### Problem details
Copy nothing but the text: repeat each entry exactly and drop the images.

### Dataset excerpts
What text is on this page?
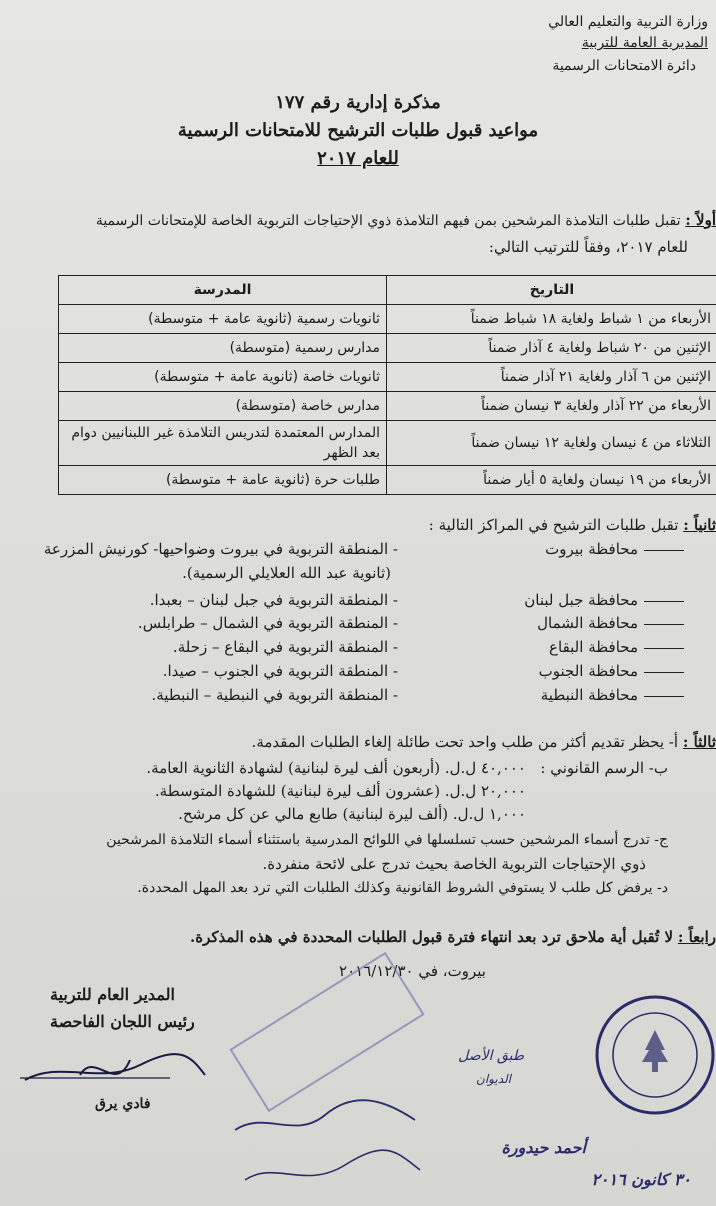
وزارة التربية والتعليم العالي
المديرية العامة للتربية
دائرة الامتحانات الرسمية
مذكرة إدارية رقم ١٧٧
مواعيد قبول طلبات الترشيح للامتحانات الرسمية
للعام ٢٠١٧
أولاً : تقبل طلبات التلامذة المرشحين بمن فيهم التلامذة ذوي الإحتياجات التربوية الخاصة للإمتحانات الرسمية
للعام ٢٠١٧، وفقاً للترتيب التالي:
التاريخ	المدرسة
الأربعاء من ١ شباط ولغاية ١٨ شباط ضمناً	ثانويات رسمية (ثانوية عامة + متوسطة)
الإثنين من ٢٠ شباط ولغاية ٤ آذار ضمناً	مدارس رسمية (متوسطة)
الإثنين من ٦ آذار ولغاية ٢١ آذار ضمناً	ثانويات خاصة (ثانوية عامة + متوسطة)
الأربعاء من ٢٢ آذار ولغاية ٣ نيسان ضمناً	مدارس خاصة (متوسطة)
الثلاثاء من ٤ نيسان ولغاية ١٢ نيسان ضمناً	المدارس المعتمدة لتدريس التلامذة غير اللبنانيين دوام بعد الظهر
الأربعاء من ١٩ نيسان ولغاية ٥ أيار ضمناً	طلبات حرة (ثانوية عامة + متوسطة)
ثانياً : تقبل طلبات الترشيح في المراكز التالية :
محافظة بيروت
- المنطقة التربوية في بيروت وضواحيها- كورنيش المزرعة
(ثانوية عبد الله العلايلي الرسمية).
محافظة جبل لبنان
- المنطقة التربوية في جبل لبنان – بعبدا.
محافظة الشمال
- المنطقة التربوية في الشمال – طرابلس.
محافظة البقاع
- المنطقة التربوية في البقاع – زحلة.
محافظة الجنوب
- المنطقة التربوية في الجنوب – صيدا.
محافظة النبطية
- المنطقة التربوية في النبطية – النبطية.
ثالثاً : أ- يحظر تقديم أكثر من طلب واحد تحت طائلة إلغاء الطلبات المقدمة.
ب- الرسم القانوني :
٤٠,٠٠٠ ل.ل. (أربعون ألف ليرة لبنانية) لشهادة الثانوية العامة.
٢٠,٠٠٠ ل.ل. (عشرون ألف ليرة لبنانية) للشهادة المتوسطة.
١,٠٠٠ ل.ل. (ألف ليرة لبنانية) طابع مالي عن كل مرشح.
ج- تدرج أسماء المرشحين حسب تسلسلها في اللوائح المدرسية باستثناء أسماء التلامذة المرشحين
ذوي الإحتياجات التربوية الخاصة بحيث تدرج على لائحة منفردة.
د- يرفض كل طلب لا يستوفي الشروط القانونية وكذلك الطلبات التي ترد بعد المهل المحددة.
رابعاً : لا تُقبل أية ملاحق ترد بعد انتهاء فترة قبول الطلبات المحددة في هذه المذكرة.
بيروت، في ٢٠١٦/١٢/٣٠
المدير العام للتربية
رئيس اللجان الفاحصة
فادي يرق
طبق الأصل
الديوان
أحمد حيدورة
٣٠ كانون ٢٠١٦
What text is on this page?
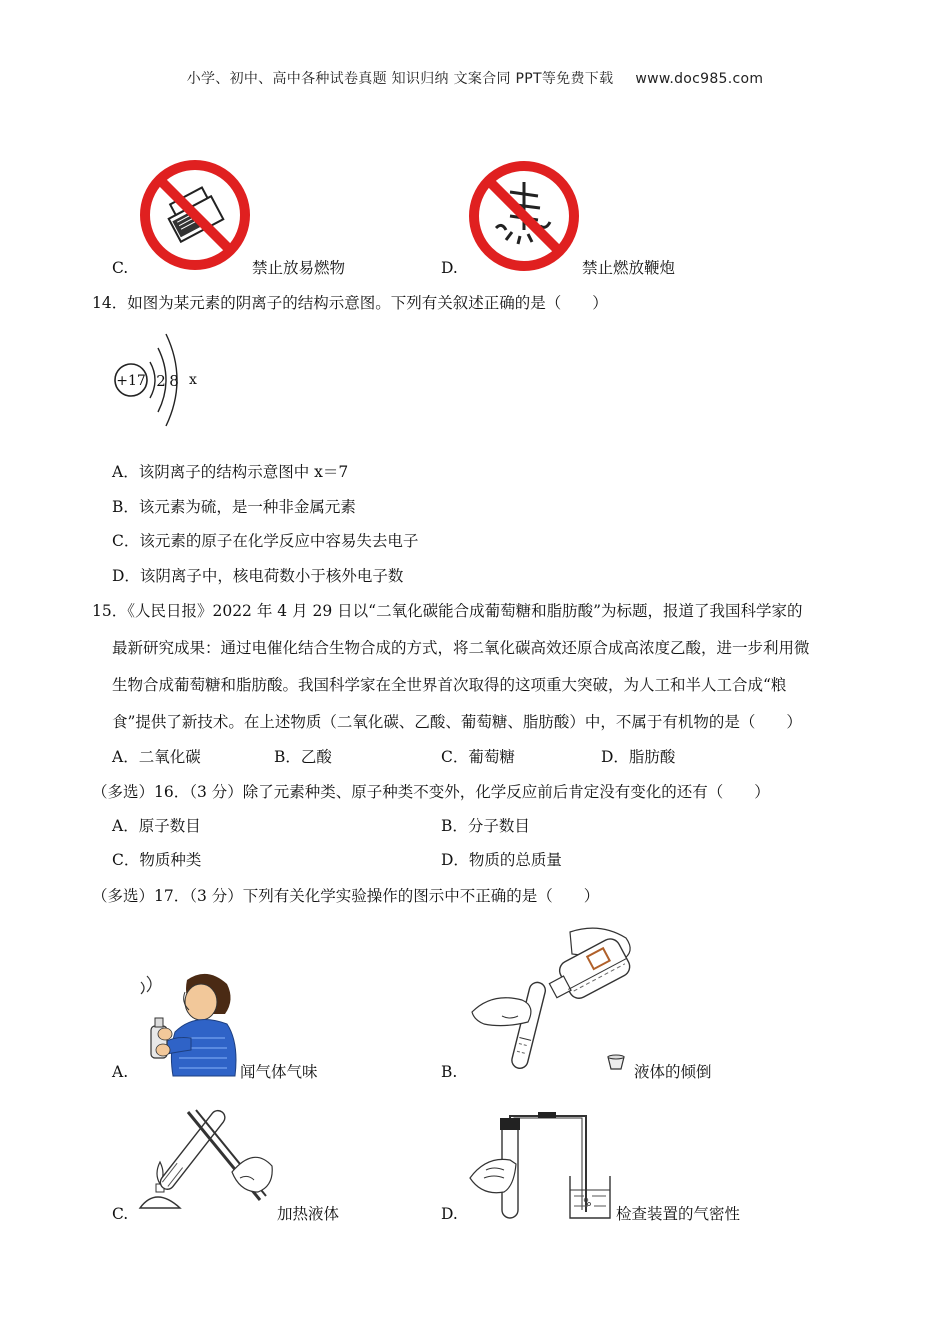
小学、初中、高中各种试卷真题 知识归纳 文案合同 PPT等免费下载 www.doc985.com
C.	禁止放易燃物	D.	禁止燃放鞭炮
14．如图为某元素的阴离子的结构示意图。下列有关叙述正确的是（　　）
+17 2 8 x
A．该阴离子的结构示意图中 x＝7
B．该元素为硫，是一种非金属元素
C．该元素的原子在化学反应中容易失去电子
D．该阴离子中，核电荷数小于核外电子数
15．《人民日报》2022 年 4 月 29 日以“二氧化碳能合成葡萄糖和脂肪酸”为标题，报道了我国科学家的
最新研究成果：通过电催化结合生物合成的方式，将二氧化碳高效还原合成高浓度乙酸，进一步利用微
生物合成葡萄糖和脂肪酸。我国科学家在全世界首次取得的这项重大突破，为人工和半人工合成“粮
食”提供了新技术。在上述物质（二氧化碳、乙酸、葡萄糖、脂肪酸）中，不属于有机物的是（　　）
A．二氧化碳	B．乙酸	C．葡萄糖	D．脂肪酸
（多选）16．（3 分）除了元素种类、原子种类不变外，化学反应前后肯定没有变化的还有（　　）
A．原子数目	B．分子数目
C．物质种类	D．物质的总质量
（多选）17．（3 分）下列有关化学实验操作的图示中不正确的是（　　）
A.	闻气体气味	B.	液体的倾倒
C.	加热液体	D.	检查装置的气密性
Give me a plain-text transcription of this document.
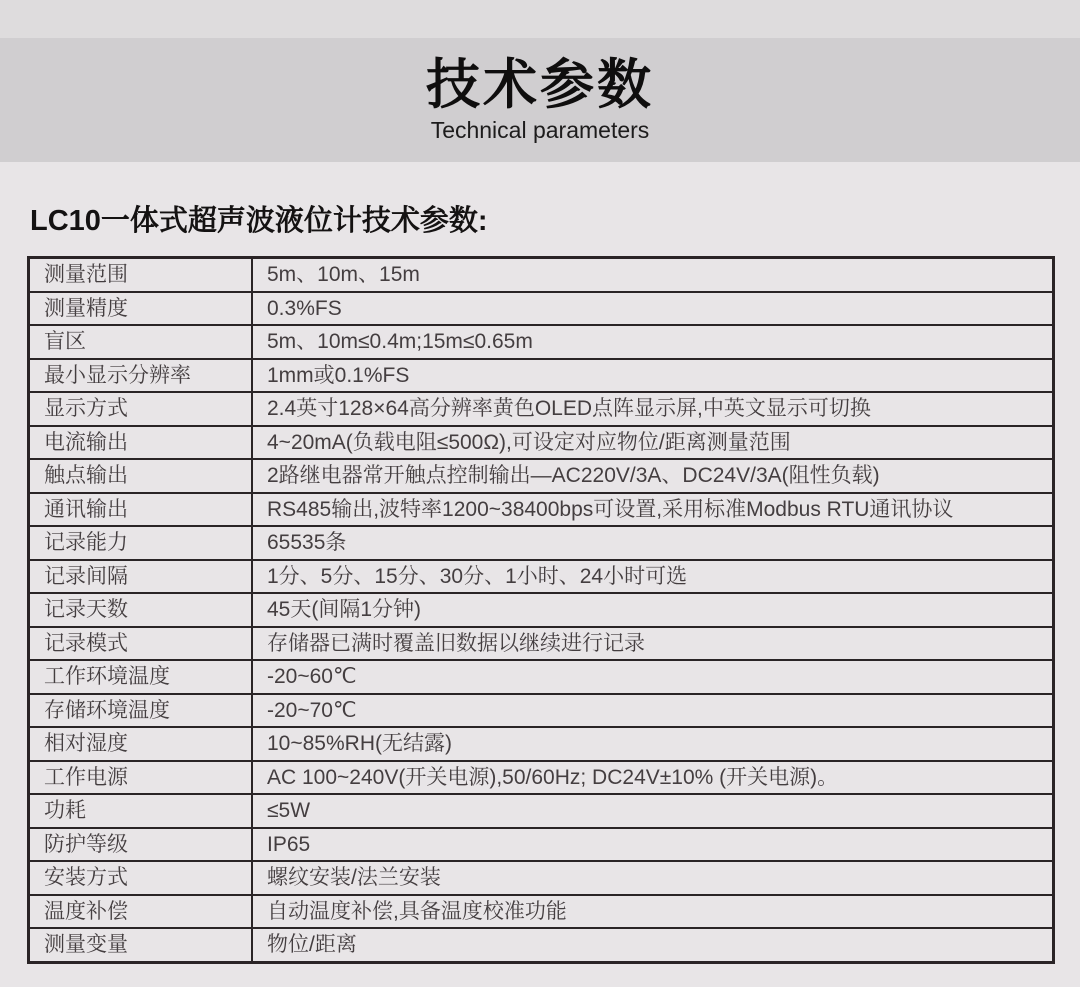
技术参数
Technical parameters
LC10一体式超声波液位计技术参数:
测量范围	5m、10m、15m
测量精度	0.3%FS
盲区	5m、10m≤0.4m;15m≤0.65m
最小显示分辨率	1mm或0.1%FS
显示方式	2.4英寸128×64高分辨率黄色OLED点阵显示屏,中英文显示可切换
电流输出	4~20mA(负载电阻≤500Ω),可设定对应物位/距离测量范围
触点输出	2路继电器常开触点控制输出—AC220V/3A、DC24V/3A(阻性负载)
通讯输出	RS485输出,波特率1200~38400bps可设置,采用标准Modbus RTU通讯协议
记录能力	65535条
记录间隔	1分、5分、15分、30分、1小时、24小时可选
记录天数	45天(间隔1分钟)
记录模式	存储器已满时覆盖旧数据以继续进行记录
工作环境温度	-20~60℃
存储环境温度	-20~70℃
相对湿度	10~85%RH(无结露)
工作电源	AC 100~240V(开关电源),50/60Hz; DC24V±10% (开关电源)。
功耗	≤5W
防护等级	IP65
安装方式	螺纹安装/法兰安装
温度补偿	自动温度补偿,具备温度校准功能
测量变量	物位/距离
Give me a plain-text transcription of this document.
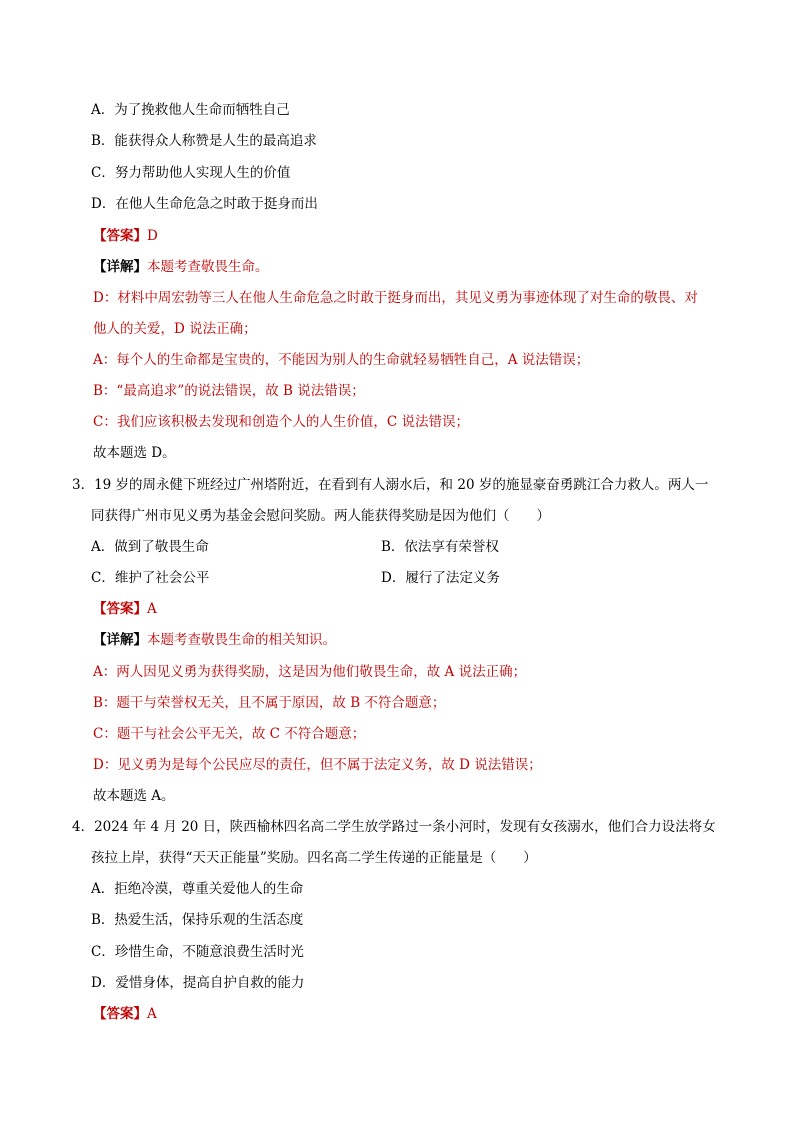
A．为了挽救他人生命而牺牲自己
B．能获得众人称赞是人生的最高追求
C．努力帮助他人实现人生的价值
D．在他人生命危急之时敢于挺身而出
【答案】D
【详解】本题考查敬畏生命。
D：材料中周宏勃等三人在他人生命危急之时敢于挺身而出，其见义勇为事迹体现了对生命的敬畏、对
他人的关爱，D 说法正确；
A：每个人的生命都是宝贵的，不能因为别人的生命就轻易牺牲自己，A 说法错误；
B：“最高追求”的说法错误，故 B 说法错误；
C：我们应该积极去发现和创造个人的人生价值，C 说法错误；
故本题选 D。
3．19 岁的周永健下班经过广州塔附近，在看到有人溺水后，和 20 岁的施显豪奋勇跳江合力救人。两人一
同获得广州市见义勇为基金会慰问奖励。两人能获得奖励是因为他们（　　）
A．做到了敬畏生命	B．依法享有荣誉权
C．维护了社会公平	D．履行了法定义务
【答案】A
【详解】本题考查敬畏生命的相关知识。
A：两人因见义勇为获得奖励，这是因为他们敬畏生命，故 A 说法正确；
B：题干与荣誉权无关，且不属于原因，故 B 不符合题意；
C：题干与社会公平无关，故 C 不符合题意；
D：见义勇为是每个公民应尽的责任，但不属于法定义务，故 D 说法错误；
故本题选 A。
4．2024 年 4 月 20 日，陕西榆林四名高二学生放学路过一条小河时，发现有女孩溺水，他们合力设法将女
孩拉上岸，获得“天天正能量”奖励。四名高二学生传递的正能量是（　　）
A．拒绝冷漠，尊重关爱他人的生命
B．热爱生活，保持乐观的生活态度
C．珍惜生命，不随意浪费生活时光
D．爱惜身体，提高自护自救的能力
【答案】A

### Written reply
What text is on this page?
وزارة التربية والتعليم العالي
المديرية العامة للتربية
دائرة الامتحانات الرسمية
مذكرة إدارية رقم ١٧٧
مواعيد قبول طلبات الترشيح للامتحانات الرسمية
للعام ٢٠١٧
أولاً : تقبل طلبات التلامذة المرشحين بمن فيهم التلامذة ذوي الإحتياجات التربوية الخاصة للإمتحانات الرسمية
للعام ٢٠١٧، وفقاً للترتيب التالي:
التاريخ	المدرسة
الأربعاء من ١ شباط ولغاية ١٨ شباط ضمناً	ثانويات رسمية (ثانوية عامة + متوسطة)
الإثنين من ٢٠ شباط ولغاية ٤ آذار ضمناً	مدارس رسمية (متوسطة)
الإثنين من ٦ آذار ولغاية ٢١ آذار ضمناً	ثانويات خاصة (ثانوية عامة + متوسطة)
الأربعاء من ٢٢ آذار ولغاية ٣ نيسان ضمناً	مدارس خاصة (متوسطة)
الثلاثاء من ٤ نيسان ولغاية ١٢ نيسان ضمناً	المدارس المعتمدة لتدريس التلامذة غير اللبنانيين دوام بعد الظهر
الأربعاء من ١٩ نيسان ولغاية ٥ أيار ضمناً	طلبات حرة (ثانوية عامة + متوسطة)
ثانياً : تقبل طلبات الترشيح في المراكز التالية :
محافظة بيروت
- المنطقة التربوية في بيروت وضواحيها- كورنيش المزرعة
(ثانوية عبد الله العلايلي الرسمية).
محافظة جبل لبنان
- المنطقة التربوية في جبل لبنان – بعبدا.
محافظة الشمال
- المنطقة التربوية في الشمال – طرابلس.
محافظة البقاع
- المنطقة التربوية في البقاع – زحلة.
محافظة الجنوب
- المنطقة التربوية في الجنوب – صيدا.
محافظة النبطية
- المنطقة التربوية في النبطية – النبطية.
ثالثاً : أ- يحظر تقديم أكثر من طلب واحد تحت طائلة إلغاء الطلبات المقدمة.
ب- الرسم القانوني :
٤٠,٠٠٠ ل.ل. (أربعون ألف ليرة لبنانية) لشهادة الثانوية العامة.
٢٠,٠٠٠ ل.ل. (عشرون ألف ليرة لبنانية) للشهادة المتوسطة.
١,٠٠٠ ل.ل. (ألف ليرة لبنانية) طابع مالي عن كل مرشح.
ج- تدرج أسماء المرشحين حسب تسلسلها في اللوائح المدرسية باستثناء أسماء التلامذة المرشحين
ذوي الإحتياجات التربوية الخاصة بحيث تدرج على لائحة منفردة.
د- يرفض كل طلب لا يستوفي الشروط القانونية وكذلك الطلبات التي ترد بعد المهل المحددة.
رابعاً : لا تُقبل أية ملاحق ترد بعد انتهاء فترة قبول الطلبات المحددة في هذه المذكرة.
بيروت، في ٢٠١٦/١٢/٣٠
المدير العام للتربية
رئيس اللجان الفاحصة
فادي يرق
طبق الأصل
الديوان
أحمد حيدورة
٣٠ كانون ٢٠١٦
What text is on this page?
小学、初中、高中各种试卷真题 知识归纳 文案合同 PPT等免费下载 www.doc985.com
C.	禁止放易燃物	D.	禁止燃放鞭炮
14．如图为某元素的阴离子的结构示意图。下列有关叙述正确的是（　　）
+17 2 8 x
A．该阴离子的结构示意图中 x＝7
B．该元素为硫，是一种非金属元素
C．该元素的原子在化学反应中容易失去电子
D．该阴离子中，核电荷数小于核外电子数
15．《人民日报》2022 年 4 月 29 日以“二氧化碳能合成葡萄糖和脂肪酸”为标题，报道了我国科学家的
最新研究成果：通过电催化结合生物合成的方式，将二氧化碳高效还原合成高浓度乙酸，进一步利用微
生物合成葡萄糖和脂肪酸。我国科学家在全世界首次取得的这项重大突破，为人工和半人工合成“粮
食”提供了新技术。在上述物质（二氧化碳、乙酸、葡萄糖、脂肪酸）中，不属于有机物的是（　　）
A．二氧化碳	B．乙酸	C．葡萄糖	D．脂肪酸
（多选）16．（3 分）除了元素种类、原子种类不变外，化学反应前后肯定没有变化的还有（　　）
A．原子数目	B．分子数目
C．物质种类	D．物质的总质量
（多选）17．（3 分）下列有关化学实验操作的图示中不正确的是（　　）
A.	闻气体气味	B.	液体的倾倒
C.	加热液体	D.	检查装置的气密性
Give me a plain-text transcription of this document.
技术参数
Technical parameters
LC10一体式超声波液位计技术参数:
测量范围	5m、10m、15m
测量精度	0.3%FS
盲区	5m、10m≤0.4m;15m≤0.65m
最小显示分辨率	1mm或0.1%FS
显示方式	2.4英寸128×64高分辨率黄色OLED点阵显示屏,中英文显示可切换
电流输出	4~20mA(负载电阻≤500Ω),可设定对应物位/距离测量范围
触点输出	2路继电器常开触点控制输出—AC220V/3A、DC24V/3A(阻性负载)
通讯输出	RS485输出,波特率1200~38400bps可设置,采用标准Modbus RTU通讯协议
记录能力	65535条
记录间隔	1分、5分、15分、30分、1小时、24小时可选
记录天数	45天(间隔1分钟)
记录模式	存储器已满时覆盖旧数据以继续进行记录
工作环境温度	-20~60℃
存储环境温度	-20~70℃
相对湿度	10~85%RH(无结露)
工作电源	AC 100~240V(开关电源),50/60Hz; DC24V±10% (开关电源)。
功耗	≤5W
防护等级	IP65
安装方式	螺纹安装/法兰安装
温度补偿	自动温度补偿,具备温度校准功能
测量变量	物位/距离
Give me a plain-text transcription of this document.
A．为了挽救他人生命而牺牲自己
B．能获得众人称赞是人生的最高追求
C．努力帮助他人实现人生的价值
D．在他人生命危急之时敢于挺身而出
【答案】D
【详解】本题考查敬畏生命。
D：材料中周宏勃等三人在他人生命危急之时敢于挺身而出，其见义勇为事迹体现了对生命的敬畏、对
他人的关爱，D 说法正确；
A：每个人的生命都是宝贵的，不能因为别人的生命就轻易牺牲自己，A 说法错误；
B：“最高追求”的说法错误，故 B 说法错误；
C：我们应该积极去发现和创造个人的人生价值，C 说法错误；
故本题选 D。
3．19 岁的周永健下班经过广州塔附近，在看到有人溺水后，和 20 岁的施显豪奋勇跳江合力救人。两人一
同获得广州市见义勇为基金会慰问奖励。两人能获得奖励是因为他们（　　）
A．做到了敬畏生命	B．依法享有荣誉权
C．维护了社会公平	D．履行了法定义务
【答案】A
【详解】本题考查敬畏生命的相关知识。
A：两人因见义勇为获得奖励，这是因为他们敬畏生命，故 A 说法正确；
B：题干与荣誉权无关，且不属于原因，故 B 不符合题意；
C：题干与社会公平无关，故 C 不符合题意；
D：见义勇为是每个公民应尽的责任，但不属于法定义务，故 D 说法错误；
故本题选 A。
4．2024 年 4 月 20 日，陕西榆林四名高二学生放学路过一条小河时，发现有女孩溺水，他们合力设法将女
孩拉上岸，获得“天天正能量”奖励。四名高二学生传递的正能量是（　　）
A．拒绝冷漠，尊重关爱他人的生命
B．热爱生活，保持乐观的生活态度
C．珍惜生命，不随意浪费生活时光
D．爱惜身体，提高自护自救的能力
【答案】A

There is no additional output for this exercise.